In the lines below, find how many contain the word "shown" and report that figure alone.

**ROWS**
— begin —

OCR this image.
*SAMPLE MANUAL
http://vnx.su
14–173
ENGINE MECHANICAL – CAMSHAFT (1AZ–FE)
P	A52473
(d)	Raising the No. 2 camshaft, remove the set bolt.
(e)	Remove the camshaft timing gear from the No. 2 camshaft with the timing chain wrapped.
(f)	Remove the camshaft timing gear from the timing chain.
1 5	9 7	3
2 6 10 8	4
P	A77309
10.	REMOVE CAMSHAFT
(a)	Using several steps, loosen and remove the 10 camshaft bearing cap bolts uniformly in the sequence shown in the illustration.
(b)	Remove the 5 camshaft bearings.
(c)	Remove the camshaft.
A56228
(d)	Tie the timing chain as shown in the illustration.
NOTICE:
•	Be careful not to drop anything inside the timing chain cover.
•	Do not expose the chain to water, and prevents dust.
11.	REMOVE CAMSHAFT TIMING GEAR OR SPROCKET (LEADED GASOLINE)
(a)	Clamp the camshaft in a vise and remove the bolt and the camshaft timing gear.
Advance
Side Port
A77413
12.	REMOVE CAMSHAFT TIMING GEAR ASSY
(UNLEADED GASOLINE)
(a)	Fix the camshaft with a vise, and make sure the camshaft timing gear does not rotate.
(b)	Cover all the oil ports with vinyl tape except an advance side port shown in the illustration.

— end —
— begin —

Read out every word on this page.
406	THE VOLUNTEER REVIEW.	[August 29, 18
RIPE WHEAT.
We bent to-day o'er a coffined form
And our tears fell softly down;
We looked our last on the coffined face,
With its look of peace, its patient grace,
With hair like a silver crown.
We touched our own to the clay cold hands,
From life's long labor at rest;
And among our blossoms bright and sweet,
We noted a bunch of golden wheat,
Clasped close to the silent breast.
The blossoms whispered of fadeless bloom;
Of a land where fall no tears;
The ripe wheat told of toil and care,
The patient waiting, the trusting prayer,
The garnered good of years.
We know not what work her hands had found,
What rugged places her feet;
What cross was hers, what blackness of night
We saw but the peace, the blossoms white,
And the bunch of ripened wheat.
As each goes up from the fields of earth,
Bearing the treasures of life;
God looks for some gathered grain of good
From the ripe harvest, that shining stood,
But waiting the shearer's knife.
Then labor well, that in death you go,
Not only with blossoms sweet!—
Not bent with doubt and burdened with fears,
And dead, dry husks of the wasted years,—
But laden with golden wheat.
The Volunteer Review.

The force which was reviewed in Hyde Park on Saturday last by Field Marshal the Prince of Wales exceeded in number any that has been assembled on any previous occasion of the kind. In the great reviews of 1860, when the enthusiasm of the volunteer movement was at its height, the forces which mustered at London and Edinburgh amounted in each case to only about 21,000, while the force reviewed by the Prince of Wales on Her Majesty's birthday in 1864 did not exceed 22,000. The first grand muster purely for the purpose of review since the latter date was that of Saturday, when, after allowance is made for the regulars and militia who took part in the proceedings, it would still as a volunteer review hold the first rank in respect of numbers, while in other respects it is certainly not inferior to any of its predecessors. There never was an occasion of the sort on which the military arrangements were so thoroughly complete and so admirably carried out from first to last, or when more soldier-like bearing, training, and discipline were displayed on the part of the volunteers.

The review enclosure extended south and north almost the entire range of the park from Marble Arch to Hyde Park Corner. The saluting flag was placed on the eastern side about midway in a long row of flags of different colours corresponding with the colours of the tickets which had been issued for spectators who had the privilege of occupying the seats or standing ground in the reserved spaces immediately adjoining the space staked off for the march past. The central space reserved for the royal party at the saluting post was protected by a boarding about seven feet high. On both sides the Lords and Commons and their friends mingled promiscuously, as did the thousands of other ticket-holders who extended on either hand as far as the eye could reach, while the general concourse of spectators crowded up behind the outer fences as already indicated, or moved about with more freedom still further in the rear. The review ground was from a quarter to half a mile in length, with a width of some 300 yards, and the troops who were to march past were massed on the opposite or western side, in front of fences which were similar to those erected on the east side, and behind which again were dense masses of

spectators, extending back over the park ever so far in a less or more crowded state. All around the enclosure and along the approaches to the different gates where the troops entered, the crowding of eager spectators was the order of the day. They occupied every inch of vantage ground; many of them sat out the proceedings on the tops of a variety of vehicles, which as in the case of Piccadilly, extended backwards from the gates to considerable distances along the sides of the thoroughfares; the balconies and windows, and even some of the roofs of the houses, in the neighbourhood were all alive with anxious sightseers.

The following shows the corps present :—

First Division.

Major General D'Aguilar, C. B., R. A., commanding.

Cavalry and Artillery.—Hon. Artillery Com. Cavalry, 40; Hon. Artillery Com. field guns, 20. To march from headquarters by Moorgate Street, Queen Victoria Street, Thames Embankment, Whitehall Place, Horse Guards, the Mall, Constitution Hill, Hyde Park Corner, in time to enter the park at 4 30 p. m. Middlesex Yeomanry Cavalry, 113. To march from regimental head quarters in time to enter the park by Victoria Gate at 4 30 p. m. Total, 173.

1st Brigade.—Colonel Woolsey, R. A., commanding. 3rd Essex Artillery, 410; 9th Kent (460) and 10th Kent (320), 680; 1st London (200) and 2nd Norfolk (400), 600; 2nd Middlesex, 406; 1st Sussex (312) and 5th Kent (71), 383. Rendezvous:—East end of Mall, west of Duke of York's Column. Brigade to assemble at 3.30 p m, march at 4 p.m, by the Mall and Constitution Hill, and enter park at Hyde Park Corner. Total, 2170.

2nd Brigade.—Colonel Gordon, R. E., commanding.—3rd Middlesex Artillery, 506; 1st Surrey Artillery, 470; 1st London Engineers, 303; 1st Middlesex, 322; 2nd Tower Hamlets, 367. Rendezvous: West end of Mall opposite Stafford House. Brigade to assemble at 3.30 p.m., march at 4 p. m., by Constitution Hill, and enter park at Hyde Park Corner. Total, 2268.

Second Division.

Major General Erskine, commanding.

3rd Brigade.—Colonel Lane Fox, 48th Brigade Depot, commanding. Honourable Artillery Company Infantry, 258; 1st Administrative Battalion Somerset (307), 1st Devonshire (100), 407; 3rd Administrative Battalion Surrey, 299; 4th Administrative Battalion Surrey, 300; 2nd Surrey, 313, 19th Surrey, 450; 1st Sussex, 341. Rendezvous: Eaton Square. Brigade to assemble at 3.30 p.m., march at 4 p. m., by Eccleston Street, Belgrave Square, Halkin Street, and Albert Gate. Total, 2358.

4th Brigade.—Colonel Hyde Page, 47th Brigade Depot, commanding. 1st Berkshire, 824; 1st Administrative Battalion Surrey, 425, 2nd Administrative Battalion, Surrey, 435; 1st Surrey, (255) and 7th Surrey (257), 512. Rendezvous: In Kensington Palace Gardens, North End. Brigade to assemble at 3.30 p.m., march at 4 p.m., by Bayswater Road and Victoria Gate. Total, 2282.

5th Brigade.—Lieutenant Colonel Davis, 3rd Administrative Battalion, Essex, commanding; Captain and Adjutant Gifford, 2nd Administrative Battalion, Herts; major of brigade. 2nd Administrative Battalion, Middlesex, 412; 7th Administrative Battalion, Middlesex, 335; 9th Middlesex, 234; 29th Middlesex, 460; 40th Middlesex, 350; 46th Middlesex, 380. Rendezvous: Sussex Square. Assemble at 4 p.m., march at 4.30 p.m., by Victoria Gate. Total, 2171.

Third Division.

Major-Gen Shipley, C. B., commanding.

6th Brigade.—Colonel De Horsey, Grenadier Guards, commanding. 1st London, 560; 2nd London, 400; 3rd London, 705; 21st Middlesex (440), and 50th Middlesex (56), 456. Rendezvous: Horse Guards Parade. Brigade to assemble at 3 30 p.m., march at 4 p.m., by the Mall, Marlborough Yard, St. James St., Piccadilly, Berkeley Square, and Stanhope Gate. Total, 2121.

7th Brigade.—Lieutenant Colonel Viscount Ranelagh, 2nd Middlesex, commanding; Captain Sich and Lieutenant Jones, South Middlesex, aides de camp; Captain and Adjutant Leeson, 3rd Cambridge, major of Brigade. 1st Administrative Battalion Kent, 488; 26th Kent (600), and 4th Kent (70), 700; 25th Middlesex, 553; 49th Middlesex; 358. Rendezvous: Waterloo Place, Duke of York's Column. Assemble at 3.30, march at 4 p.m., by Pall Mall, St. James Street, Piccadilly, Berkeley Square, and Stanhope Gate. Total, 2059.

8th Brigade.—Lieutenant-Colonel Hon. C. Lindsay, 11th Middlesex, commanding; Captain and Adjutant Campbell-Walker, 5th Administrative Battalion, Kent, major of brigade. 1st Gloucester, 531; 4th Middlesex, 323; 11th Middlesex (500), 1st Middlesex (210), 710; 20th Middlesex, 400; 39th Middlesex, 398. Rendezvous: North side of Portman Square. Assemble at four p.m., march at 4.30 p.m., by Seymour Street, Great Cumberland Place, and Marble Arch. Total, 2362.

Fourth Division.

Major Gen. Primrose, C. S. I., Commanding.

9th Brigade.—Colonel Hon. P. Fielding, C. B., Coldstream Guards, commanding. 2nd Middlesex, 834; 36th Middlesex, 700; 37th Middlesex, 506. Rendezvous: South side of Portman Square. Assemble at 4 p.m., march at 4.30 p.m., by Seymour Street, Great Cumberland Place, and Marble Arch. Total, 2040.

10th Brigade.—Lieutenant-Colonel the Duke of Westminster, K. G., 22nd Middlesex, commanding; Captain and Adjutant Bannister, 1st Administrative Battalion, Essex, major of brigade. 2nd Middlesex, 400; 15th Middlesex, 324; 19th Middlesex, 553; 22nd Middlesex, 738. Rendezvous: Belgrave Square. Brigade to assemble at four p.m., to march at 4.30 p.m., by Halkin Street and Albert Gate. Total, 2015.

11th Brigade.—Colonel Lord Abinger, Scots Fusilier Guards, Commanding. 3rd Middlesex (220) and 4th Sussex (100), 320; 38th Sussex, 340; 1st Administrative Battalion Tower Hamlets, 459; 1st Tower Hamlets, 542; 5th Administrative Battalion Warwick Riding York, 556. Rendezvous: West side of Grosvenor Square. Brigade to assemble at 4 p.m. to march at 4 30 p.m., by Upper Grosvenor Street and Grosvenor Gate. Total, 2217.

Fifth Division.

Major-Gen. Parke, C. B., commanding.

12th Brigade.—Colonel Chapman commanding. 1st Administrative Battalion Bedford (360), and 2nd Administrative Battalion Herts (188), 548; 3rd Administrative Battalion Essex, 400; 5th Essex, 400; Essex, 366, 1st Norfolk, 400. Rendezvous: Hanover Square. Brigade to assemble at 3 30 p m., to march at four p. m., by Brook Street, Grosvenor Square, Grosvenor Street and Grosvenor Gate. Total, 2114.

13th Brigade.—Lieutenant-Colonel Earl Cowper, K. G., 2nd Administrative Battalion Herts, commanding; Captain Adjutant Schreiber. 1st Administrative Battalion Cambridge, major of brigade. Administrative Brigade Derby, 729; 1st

— end —

**ANSWER FOR THE TASK**
3